*Requirement*: Give a verbatim copy of the lines below, minus the pictures.

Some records
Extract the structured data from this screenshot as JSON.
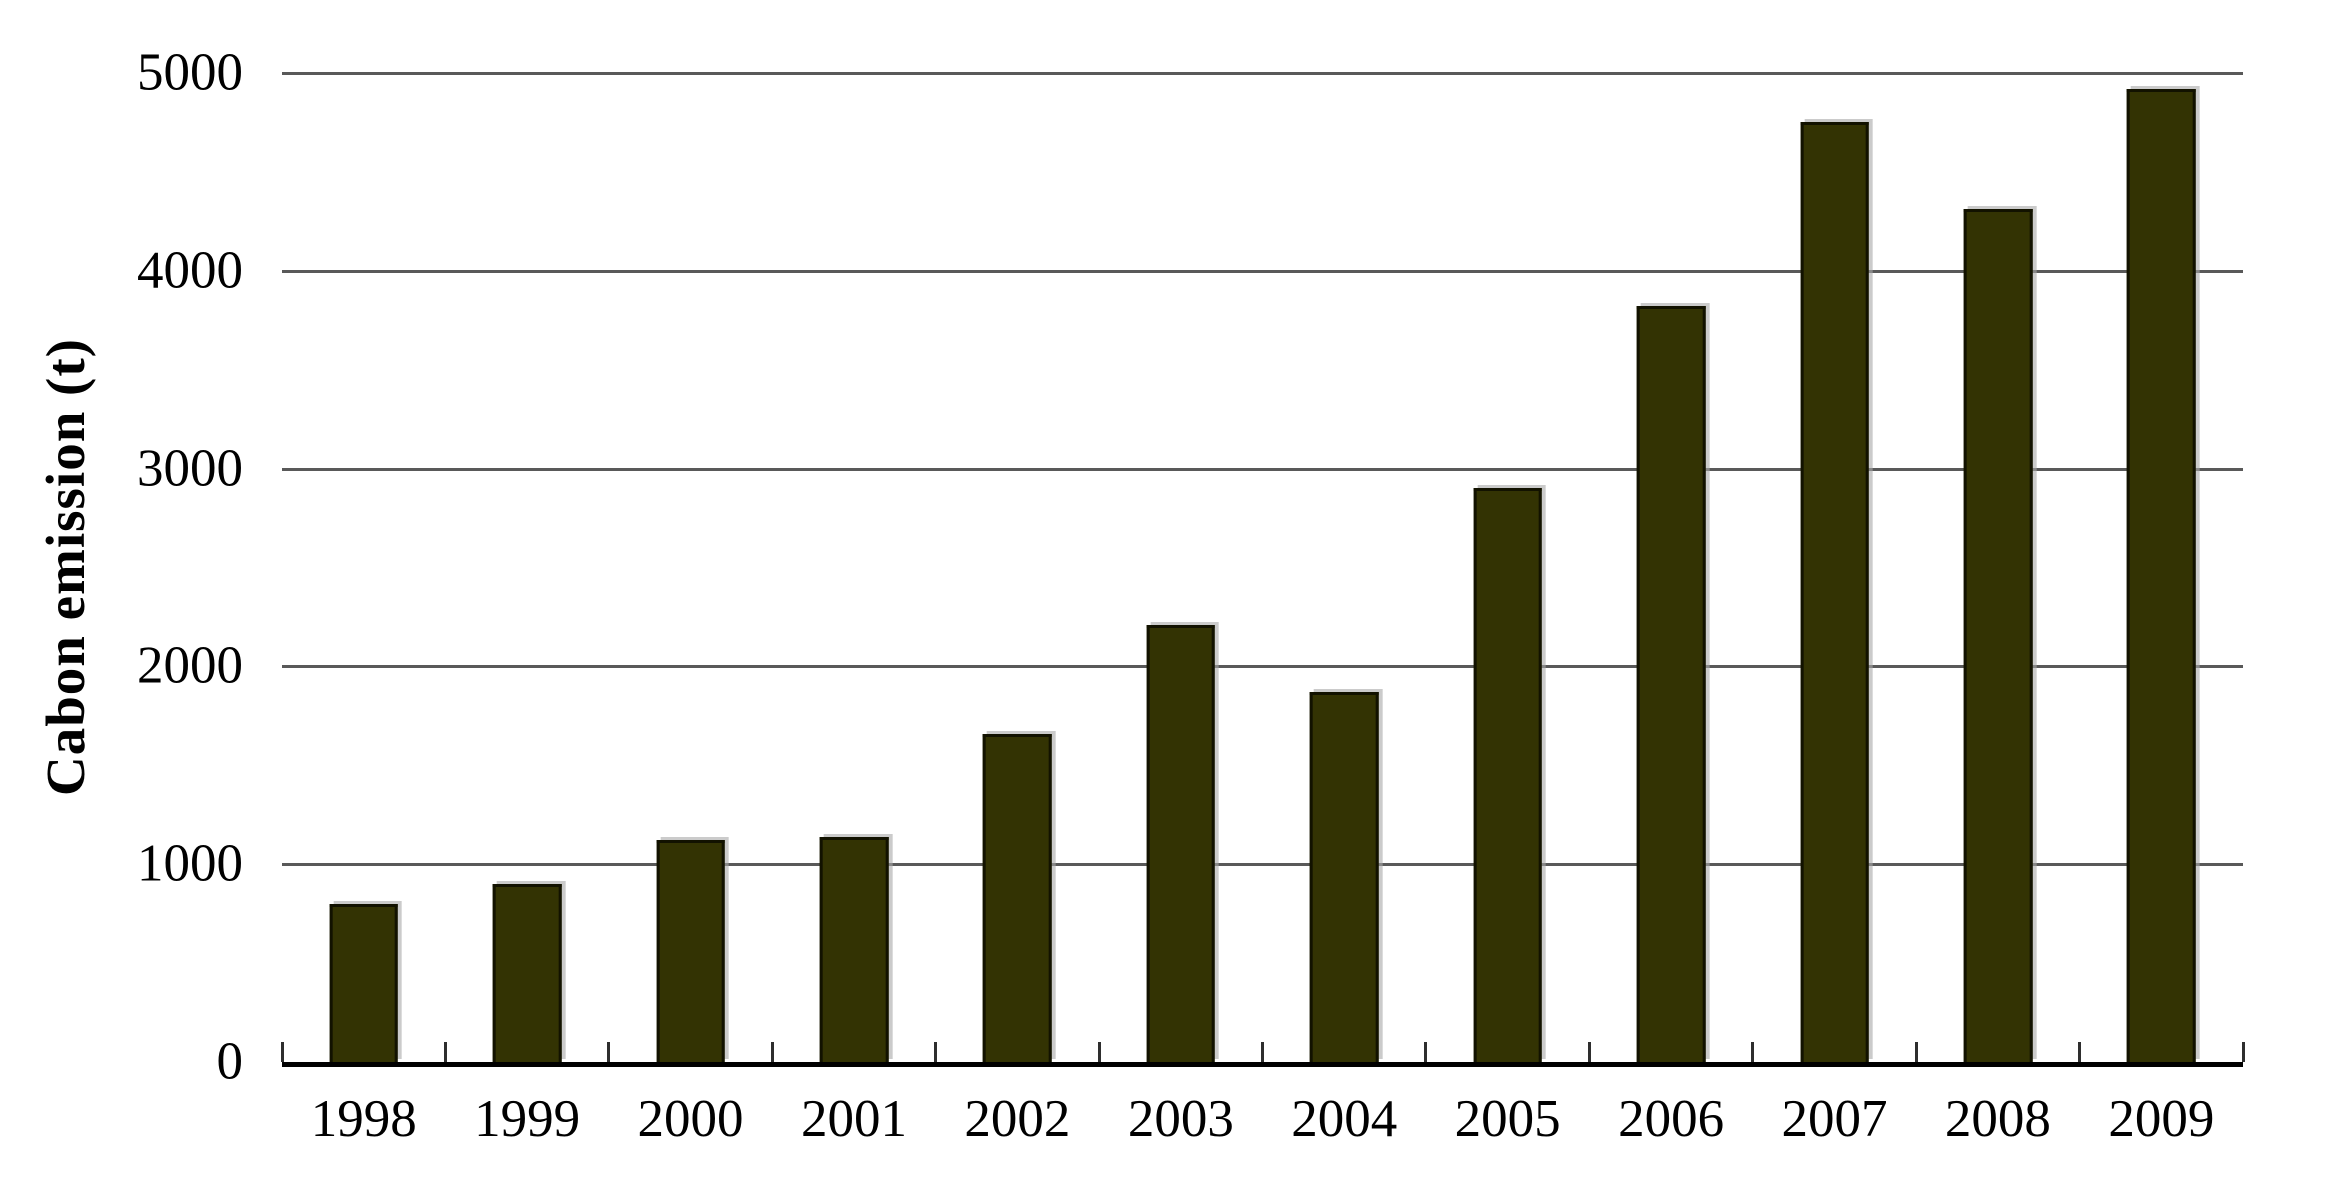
{
  "page": {
    "background_color": "#ffffff",
    "text_color": "#000000"
  },
  "chart_data": {
    "type": "bar",
    "title": "",
    "xlabel": "",
    "ylabel": "Cabon emission (t)",
    "categories": [
      "1998",
      "1999",
      "2000",
      "2001",
      "2002",
      "2003",
      "2004",
      "2005",
      "2006",
      "2007",
      "2008",
      "2009"
    ],
    "values": [
      800,
      900,
      1120,
      1140,
      1660,
      2210,
      1870,
      2900,
      3820,
      4750,
      4310,
      4920
    ],
    "ylim": [
      0,
      5000
    ],
    "yticks": [
      0,
      1000,
      2000,
      3000,
      4000,
      5000
    ],
    "grid": "horizontal",
    "legend_position": "none",
    "bar_color": "#333303",
    "bar_border_color": "#121200",
    "gridline_color": "#595959",
    "baseline_color": "#000000",
    "tick_color": "#2e2e2e"
  }
}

*Full output*:
Extract the structured data from this screenshot as JSON.
{
  "page": {
    "background_color": "#ffffff",
    "text_color": "#000000"
  },
  "chart_data": {
    "type": "bar",
    "title": "",
    "xlabel": "",
    "ylabel": "Cabon emission (t)",
    "categories": [
      "1998",
      "1999",
      "2000",
      "2001",
      "2002",
      "2003",
      "2004",
      "2005",
      "2006",
      "2007",
      "2008",
      "2009"
    ],
    "values": [
      800,
      900,
      1120,
      1140,
      1660,
      2210,
      1870,
      2900,
      3820,
      4750,
      4310,
      4920
    ],
    "ylim": [
      0,
      5000
    ],
    "yticks": [
      0,
      1000,
      2000,
      3000,
      4000,
      5000
    ],
    "grid": "horizontal",
    "legend_position": "none",
    "bar_color": "#333303",
    "bar_border_color": "#121200",
    "gridline_color": "#595959",
    "baseline_color": "#000000",
    "tick_color": "#2e2e2e"
  }
}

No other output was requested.